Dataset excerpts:
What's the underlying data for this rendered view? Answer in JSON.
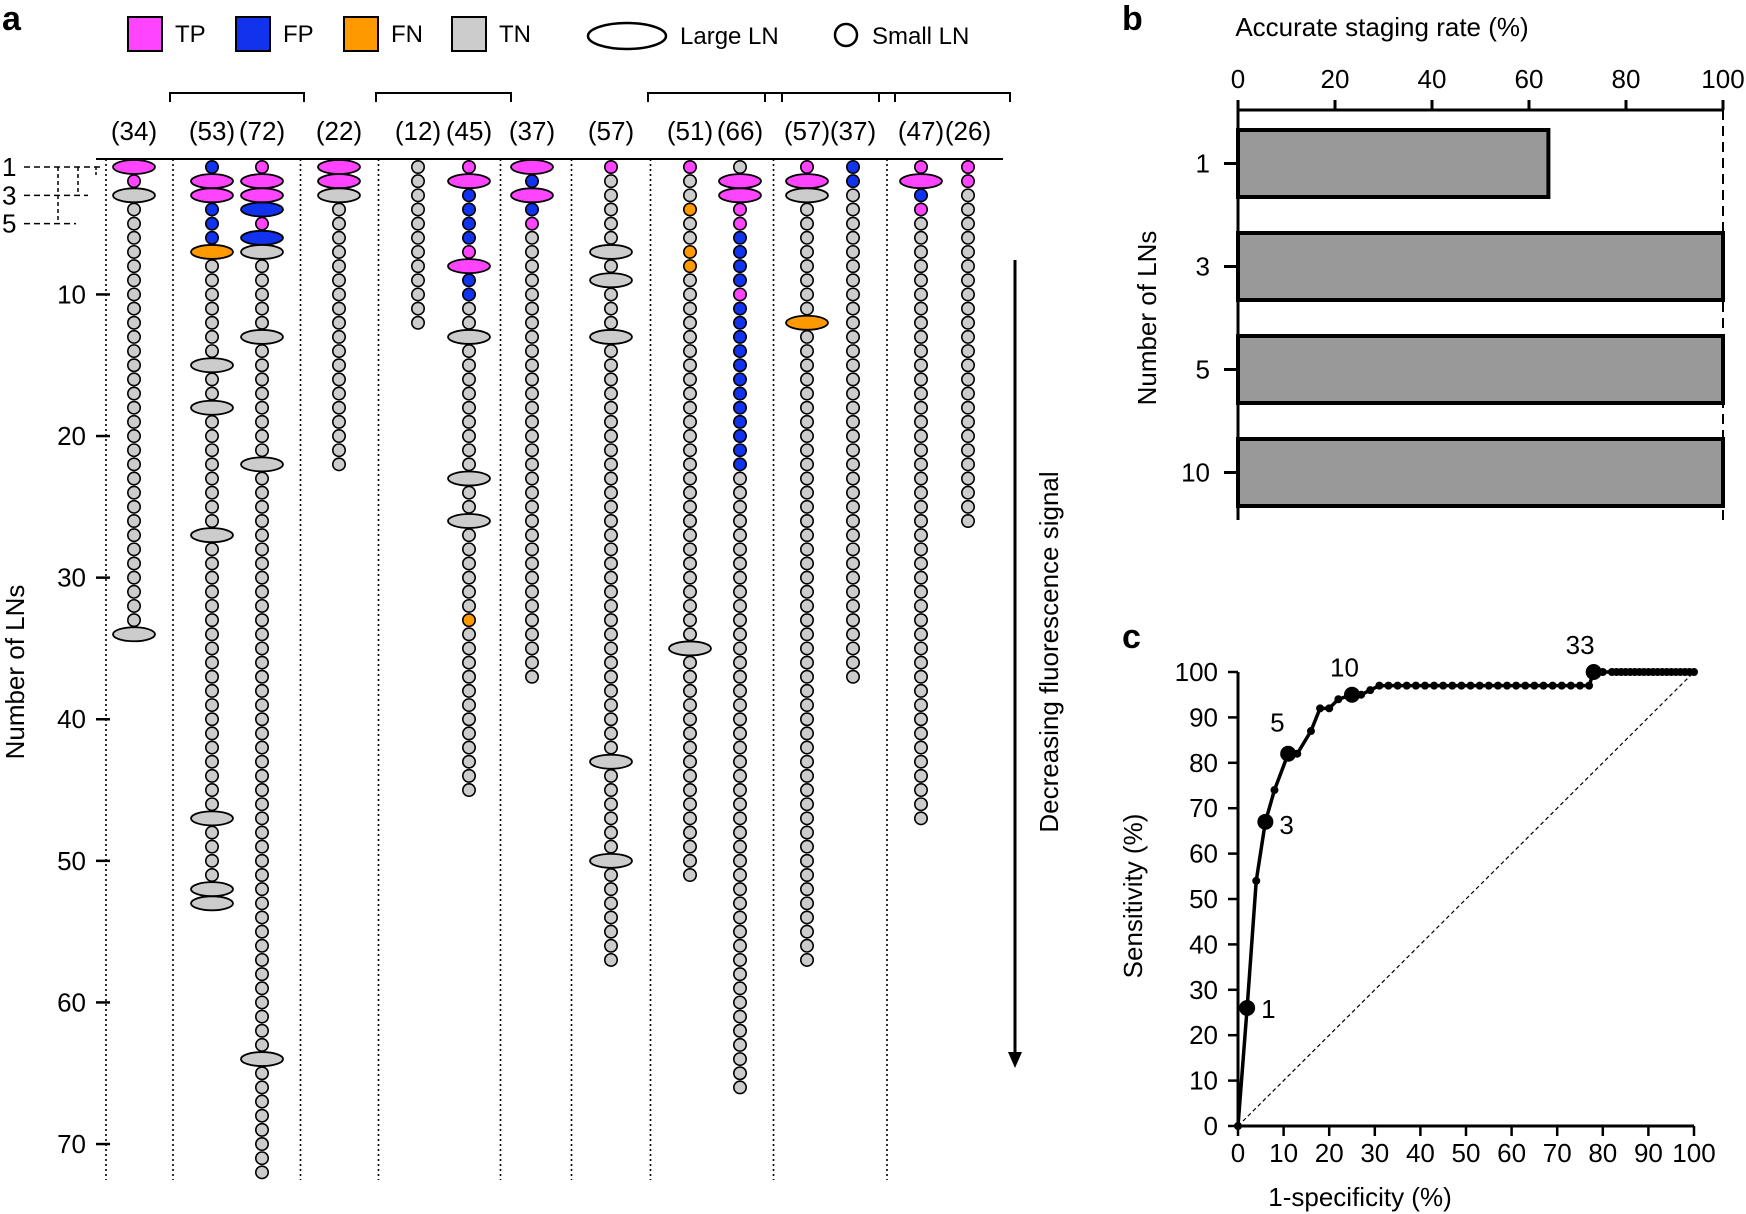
{
  "panel_labels": {
    "a": "a",
    "b": "b",
    "c": "c"
  },
  "chart_data": [
    {
      "type": "other",
      "panel": "a",
      "ylabel": "Number of LNs",
      "yticks": [
        10,
        20,
        30,
        40,
        50,
        60,
        70
      ],
      "left_markers": [
        "1",
        "3",
        "5"
      ],
      "arrow_label": "Decreasing fluorescence signal",
      "legend": [
        {
          "label": "TP",
          "color": "#ff44ff"
        },
        {
          "label": "FP",
          "color": "#1133ee"
        },
        {
          "label": "FN",
          "color": "#ff9900"
        },
        {
          "label": "TN",
          "color": "#cccccc"
        },
        {
          "label": "Large LN",
          "shape": "ellipse"
        },
        {
          "label": "Small LN",
          "shape": "circle"
        }
      ],
      "groups": [
        {
          "patients": [
            0
          ]
        },
        {
          "patients": [
            1,
            2
          ]
        },
        {
          "patients": [
            3
          ]
        },
        {
          "patients": [
            4,
            5
          ]
        },
        {
          "patients": [
            6
          ]
        },
        {
          "patients": [
            7
          ]
        },
        {
          "patients": [
            8,
            9
          ]
        },
        {
          "patients": [
            10,
            11
          ]
        },
        {
          "patients": [
            12,
            13
          ]
        }
      ],
      "patients": [
        {
          "label": "(34)",
          "count": 34,
          "large": [
            1,
            3,
            34
          ],
          "classes": {
            "TP": [
              1,
              2
            ],
            "FN": [],
            "FP": []
          }
        },
        {
          "label": "(53)",
          "count": 53,
          "large": [
            2,
            3,
            7,
            15,
            18,
            27,
            47,
            52,
            53
          ],
          "classes": {
            "TP": [
              2,
              3
            ],
            "FN": [
              7
            ],
            "FP": [
              1,
              4,
              5,
              6
            ]
          }
        },
        {
          "label": "(72)",
          "count": 72,
          "large": [
            2,
            3,
            4,
            6,
            7,
            13,
            22,
            64
          ],
          "classes": {
            "TP": [
              1,
              2,
              3,
              5
            ],
            "FN": [],
            "FP": [
              4,
              6
            ]
          }
        },
        {
          "label": "(22)",
          "count": 22,
          "large": [
            1,
            2,
            3
          ],
          "classes": {
            "TP": [
              1,
              2
            ],
            "FN": [],
            "FP": []
          }
        },
        {
          "label": "(12)",
          "count": 12,
          "large": [],
          "classes": {
            "TP": [],
            "FN": [],
            "FP": []
          }
        },
        {
          "label": "(45)",
          "count": 45,
          "large": [
            2,
            8,
            13,
            23,
            26
          ],
          "classes": {
            "TP": [
              1,
              2,
              7,
              8
            ],
            "FN": [
              33
            ],
            "FP": [
              3,
              4,
              5,
              6,
              9,
              10
            ]
          }
        },
        {
          "label": "(37)",
          "count": 37,
          "large": [
            1,
            3
          ],
          "classes": {
            "TP": [
              1,
              3,
              5
            ],
            "FN": [],
            "FP": [
              2,
              4
            ]
          }
        },
        {
          "label": "(57)",
          "count": 57,
          "large": [
            7,
            9,
            13,
            43,
            50
          ],
          "classes": {
            "TP": [
              1
            ],
            "FN": [],
            "FP": []
          }
        },
        {
          "label": "(51)",
          "count": 51,
          "large": [
            35
          ],
          "classes": {
            "TP": [
              1
            ],
            "FN": [
              4,
              7,
              8
            ],
            "FP": []
          }
        },
        {
          "label": "(66)",
          "count": 66,
          "large": [
            2,
            3
          ],
          "classes": {
            "TP": [
              2,
              3,
              4,
              5,
              10
            ],
            "FN": [],
            "FP": [
              6,
              7,
              8,
              9,
              11,
              12,
              13,
              14,
              15,
              16,
              17,
              18,
              19,
              20,
              21,
              22
            ]
          }
        },
        {
          "label": "(57)",
          "count": 57,
          "large": [
            2,
            3,
            12
          ],
          "classes": {
            "TP": [
              1,
              2
            ],
            "FN": [
              12
            ],
            "FP": []
          }
        },
        {
          "label": "(37)",
          "count": 37,
          "large": [],
          "classes": {
            "TP": [],
            "FN": [],
            "FP": [
              1,
              2
            ]
          }
        },
        {
          "label": "(47)",
          "count": 47,
          "large": [
            2
          ],
          "classes": {
            "TP": [
              1,
              2,
              4
            ],
            "FN": [],
            "FP": [
              3
            ]
          }
        },
        {
          "label": "(26)",
          "count": 26,
          "large": [],
          "classes": {
            "TP": [
              1,
              2
            ],
            "FN": [],
            "FP": []
          }
        }
      ]
    },
    {
      "type": "bar",
      "panel": "b",
      "orientation": "horizontal",
      "title": "Accurate staging rate (%)",
      "ylabel": "Number of LNs",
      "categories": [
        "1",
        "3",
        "5",
        "10"
      ],
      "values": [
        64,
        100,
        100,
        100
      ],
      "xlim": [
        0,
        100
      ],
      "xticks": [
        0,
        20,
        40,
        60,
        80,
        100
      ],
      "bar_color": "#999999"
    },
    {
      "type": "line",
      "panel": "c",
      "xlabel": "1-specificity (%)",
      "ylabel": "Sensitivity (%)",
      "xlim": [
        0,
        100
      ],
      "ylim": [
        0,
        100
      ],
      "xticks": [
        0,
        10,
        20,
        30,
        40,
        50,
        60,
        70,
        80,
        90,
        100
      ],
      "yticks": [
        0,
        10,
        20,
        30,
        40,
        50,
        60,
        70,
        80,
        90,
        100
      ],
      "x": [
        0,
        2,
        4,
        6,
        8,
        11,
        13,
        16,
        18,
        20,
        22,
        25,
        27,
        29,
        31,
        33,
        35,
        37,
        39,
        41,
        43,
        45,
        47,
        49,
        51,
        53,
        55,
        57,
        59,
        61,
        63,
        65,
        67,
        69,
        71,
        73,
        75,
        77,
        78,
        80,
        82,
        83,
        84,
        85,
        86,
        87,
        88,
        89,
        90,
        91,
        92,
        93,
        94,
        95,
        96,
        97,
        98,
        99,
        100
      ],
      "y": [
        0,
        26,
        54,
        67,
        74,
        82,
        82,
        87,
        92,
        92,
        94,
        95,
        95,
        96,
        97,
        97,
        97,
        97,
        97,
        97,
        97,
        97,
        97,
        97,
        97,
        97,
        97,
        97,
        97,
        97,
        97,
        97,
        97,
        97,
        97,
        97,
        97,
        97,
        100,
        100,
        100,
        100,
        100,
        100,
        100,
        100,
        100,
        100,
        100,
        100,
        100,
        100,
        100,
        100,
        100,
        100,
        100,
        100,
        100
      ],
      "highlighted": [
        {
          "label": "1",
          "x": 2,
          "y": 26
        },
        {
          "label": "3",
          "x": 6,
          "y": 67
        },
        {
          "label": "5",
          "x": 11,
          "y": 82
        },
        {
          "label": "10",
          "x": 25,
          "y": 95
        },
        {
          "label": "33",
          "x": 78,
          "y": 100
        }
      ],
      "reference_line": "diagonal"
    }
  ]
}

* [YOUR INSTRUCTIONS]: Although the records above contain pictures, your copy should give only their text, exactly as written.

* [YOUR SOLUTION]:
What's the underlying data for this rendered view? Answer in JSON.
{
  "panel_labels": {
    "a": "a",
    "b": "b",
    "c": "c"
  },
  "chart_data": [
    {
      "type": "other",
      "panel": "a",
      "ylabel": "Number of LNs",
      "yticks": [
        10,
        20,
        30,
        40,
        50,
        60,
        70
      ],
      "left_markers": [
        "1",
        "3",
        "5"
      ],
      "arrow_label": "Decreasing fluorescence signal",
      "legend": [
        {
          "label": "TP",
          "color": "#ff44ff"
        },
        {
          "label": "FP",
          "color": "#1133ee"
        },
        {
          "label": "FN",
          "color": "#ff9900"
        },
        {
          "label": "TN",
          "color": "#cccccc"
        },
        {
          "label": "Large LN",
          "shape": "ellipse"
        },
        {
          "label": "Small LN",
          "shape": "circle"
        }
      ],
      "groups": [
        {
          "patients": [
            0
          ]
        },
        {
          "patients": [
            1,
            2
          ]
        },
        {
          "patients": [
            3
          ]
        },
        {
          "patients": [
            4,
            5
          ]
        },
        {
          "patients": [
            6
          ]
        },
        {
          "patients": [
            7
          ]
        },
        {
          "patients": [
            8,
            9
          ]
        },
        {
          "patients": [
            10,
            11
          ]
        },
        {
          "patients": [
            12,
            13
          ]
        }
      ],
      "patients": [
        {
          "label": "(34)",
          "count": 34,
          "large": [
            1,
            3,
            34
          ],
          "classes": {
            "TP": [
              1,
              2
            ],
            "FN": [],
            "FP": []
          }
        },
        {
          "label": "(53)",
          "count": 53,
          "large": [
            2,
            3,
            7,
            15,
            18,
            27,
            47,
            52,
            53
          ],
          "classes": {
            "TP": [
              2,
              3
            ],
            "FN": [
              7
            ],
            "FP": [
              1,
              4,
              5,
              6
            ]
          }
        },
        {
          "label": "(72)",
          "count": 72,
          "large": [
            2,
            3,
            4,
            6,
            7,
            13,
            22,
            64
          ],
          "classes": {
            "TP": [
              1,
              2,
              3,
              5
            ],
            "FN": [],
            "FP": [
              4,
              6
            ]
          }
        },
        {
          "label": "(22)",
          "count": 22,
          "large": [
            1,
            2,
            3
          ],
          "classes": {
            "TP": [
              1,
              2
            ],
            "FN": [],
            "FP": []
          }
        },
        {
          "label": "(12)",
          "count": 12,
          "large": [],
          "classes": {
            "TP": [],
            "FN": [],
            "FP": []
          }
        },
        {
          "label": "(45)",
          "count": 45,
          "large": [
            2,
            8,
            13,
            23,
            26
          ],
          "classes": {
            "TP": [
              1,
              2,
              7,
              8
            ],
            "FN": [
              33
            ],
            "FP": [
              3,
              4,
              5,
              6,
              9,
              10
            ]
          }
        },
        {
          "label": "(37)",
          "count": 37,
          "large": [
            1,
            3
          ],
          "classes": {
            "TP": [
              1,
              3,
              5
            ],
            "FN": [],
            "FP": [
              2,
              4
            ]
          }
        },
        {
          "label": "(57)",
          "count": 57,
          "large": [
            7,
            9,
            13,
            43,
            50
          ],
          "classes": {
            "TP": [
              1
            ],
            "FN": [],
            "FP": []
          }
        },
        {
          "label": "(51)",
          "count": 51,
          "large": [
            35
          ],
          "classes": {
            "TP": [
              1
            ],
            "FN": [
              4,
              7,
              8
            ],
            "FP": []
          }
        },
        {
          "label": "(66)",
          "count": 66,
          "large": [
            2,
            3
          ],
          "classes": {
            "TP": [
              2,
              3,
              4,
              5,
              10
            ],
            "FN": [],
            "FP": [
              6,
              7,
              8,
              9,
              11,
              12,
              13,
              14,
              15,
              16,
              17,
              18,
              19,
              20,
              21,
              22
            ]
          }
        },
        {
          "label": "(57)",
          "count": 57,
          "large": [
            2,
            3,
            12
          ],
          "classes": {
            "TP": [
              1,
              2
            ],
            "FN": [
              12
            ],
            "FP": []
          }
        },
        {
          "label": "(37)",
          "count": 37,
          "large": [],
          "classes": {
            "TP": [],
            "FN": [],
            "FP": [
              1,
              2
            ]
          }
        },
        {
          "label": "(47)",
          "count": 47,
          "large": [
            2
          ],
          "classes": {
            "TP": [
              1,
              2,
              4
            ],
            "FN": [],
            "FP": [
              3
            ]
          }
        },
        {
          "label": "(26)",
          "count": 26,
          "large": [],
          "classes": {
            "TP": [
              1,
              2
            ],
            "FN": [],
            "FP": []
          }
        }
      ]
    },
    {
      "type": "bar",
      "panel": "b",
      "orientation": "horizontal",
      "title": "Accurate staging rate (%)",
      "ylabel": "Number of LNs",
      "categories": [
        "1",
        "3",
        "5",
        "10"
      ],
      "values": [
        64,
        100,
        100,
        100
      ],
      "xlim": [
        0,
        100
      ],
      "xticks": [
        0,
        20,
        40,
        60,
        80,
        100
      ],
      "bar_color": "#999999"
    },
    {
      "type": "line",
      "panel": "c",
      "xlabel": "1-specificity (%)",
      "ylabel": "Sensitivity (%)",
      "xlim": [
        0,
        100
      ],
      "ylim": [
        0,
        100
      ],
      "xticks": [
        0,
        10,
        20,
        30,
        40,
        50,
        60,
        70,
        80,
        90,
        100
      ],
      "yticks": [
        0,
        10,
        20,
        30,
        40,
        50,
        60,
        70,
        80,
        90,
        100
      ],
      "x": [
        0,
        2,
        4,
        6,
        8,
        11,
        13,
        16,
        18,
        20,
        22,
        25,
        27,
        29,
        31,
        33,
        35,
        37,
        39,
        41,
        43,
        45,
        47,
        49,
        51,
        53,
        55,
        57,
        59,
        61,
        63,
        65,
        67,
        69,
        71,
        73,
        75,
        77,
        78,
        80,
        82,
        83,
        84,
        85,
        86,
        87,
        88,
        89,
        90,
        91,
        92,
        93,
        94,
        95,
        96,
        97,
        98,
        99,
        100
      ],
      "y": [
        0,
        26,
        54,
        67,
        74,
        82,
        82,
        87,
        92,
        92,
        94,
        95,
        95,
        96,
        97,
        97,
        97,
        97,
        97,
        97,
        97,
        97,
        97,
        97,
        97,
        97,
        97,
        97,
        97,
        97,
        97,
        97,
        97,
        97,
        97,
        97,
        97,
        97,
        100,
        100,
        100,
        100,
        100,
        100,
        100,
        100,
        100,
        100,
        100,
        100,
        100,
        100,
        100,
        100,
        100,
        100,
        100,
        100,
        100
      ],
      "highlighted": [
        {
          "label": "1",
          "x": 2,
          "y": 26
        },
        {
          "label": "3",
          "x": 6,
          "y": 67
        },
        {
          "label": "5",
          "x": 11,
          "y": 82
        },
        {
          "label": "10",
          "x": 25,
          "y": 95
        },
        {
          "label": "33",
          "x": 78,
          "y": 100
        }
      ],
      "reference_line": "diagonal"
    }
  ]
}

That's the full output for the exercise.